▶ [Given instruction] Go through the lines below. Copy those with "anzeigen".

▶ [Input for this task]
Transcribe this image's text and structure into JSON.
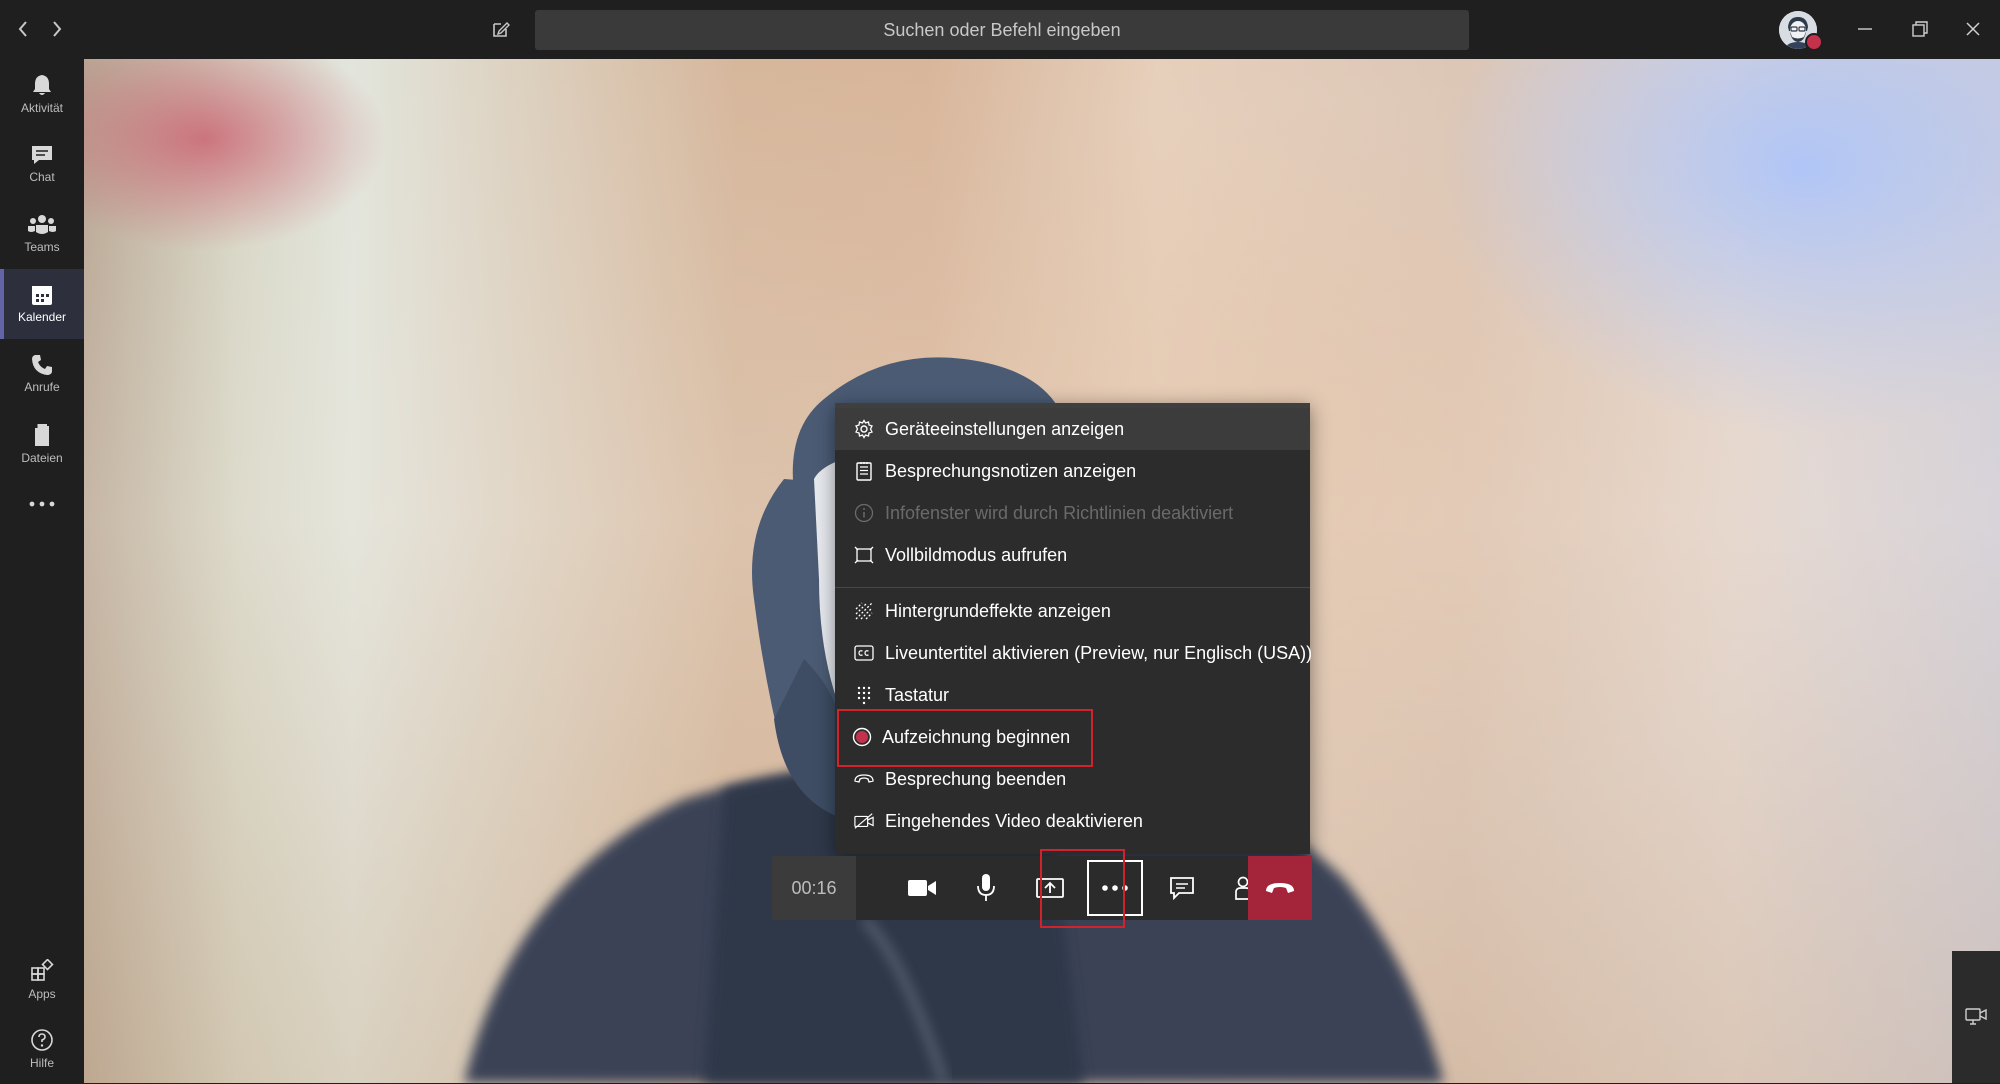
{
  "titlebar": {
    "search_placeholder": "Suchen oder Befehl eingeben",
    "icons": {
      "back": "chevron-left-icon",
      "forward": "chevron-right-icon",
      "compose": "compose-icon",
      "minimize": "minimize-icon",
      "maximize": "restore-icon",
      "close": "close-icon"
    },
    "presence_status_color": "#c4314b"
  },
  "rail": {
    "items": [
      {
        "label": "Aktivität",
        "icon": "bell-icon"
      },
      {
        "label": "Chat",
        "icon": "chat-icon"
      },
      {
        "label": "Teams",
        "icon": "teams-icon"
      },
      {
        "label": "Kalender",
        "icon": "calendar-icon",
        "active": true
      },
      {
        "label": "Anrufe",
        "icon": "phone-icon"
      },
      {
        "label": "Dateien",
        "icon": "file-icon"
      }
    ],
    "more_icon": "more-horizontal-icon",
    "bottom": [
      {
        "label": "Apps",
        "icon": "apps-icon"
      },
      {
        "label": "Hilfe",
        "icon": "help-icon"
      }
    ],
    "accent_color": "#6264a7"
  },
  "menu": {
    "items": [
      {
        "label": "Geräteeinstellungen anzeigen",
        "icon": "gear-icon",
        "state": "hover"
      },
      {
        "label": "Besprechungsnotizen anzeigen",
        "icon": "notes-icon"
      },
      {
        "label": "Infofenster wird durch Richtlinien deaktiviert",
        "icon": "info-icon",
        "state": "disabled"
      },
      {
        "label": "Vollbildmodus aufrufen",
        "icon": "fullscreen-icon"
      },
      {
        "label": "Hintergrundeffekte anzeigen",
        "icon": "background-effects-icon"
      },
      {
        "label": "Liveuntertitel aktivieren (Preview, nur Englisch (USA))",
        "icon": "captions-icon"
      },
      {
        "label": "Tastatur",
        "icon": "keypad-icon"
      },
      {
        "label": "Aufzeichnung beginnen",
        "icon": "record-icon",
        "highlighted": true
      },
      {
        "label": "Besprechung beenden",
        "icon": "end-meeting-icon"
      },
      {
        "label": "Eingehendes Video deaktivieren",
        "icon": "video-off-icon"
      }
    ],
    "highlight_color": "#d1232b"
  },
  "controls": {
    "timer": "00:16",
    "buttons": [
      {
        "name": "camera",
        "icon": "camera-icon"
      },
      {
        "name": "microphone",
        "icon": "microphone-icon"
      },
      {
        "name": "share",
        "icon": "share-screen-icon"
      },
      {
        "name": "more",
        "icon": "more-options-icon",
        "highlighted": true
      },
      {
        "name": "chat",
        "icon": "chat-icon"
      },
      {
        "name": "participants",
        "icon": "participants-icon"
      },
      {
        "name": "hangup",
        "icon": "hangup-icon"
      }
    ],
    "hangup_color": "#a4243a"
  },
  "side_panel": {
    "icon": "device-video-icon"
  }
}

▶ [The output]
        "label": "Geräteeinstellungen anzeigen",
        "label": "Besprechungsnotizen anzeigen",
        "label": "Hintergrundeffekte anzeigen",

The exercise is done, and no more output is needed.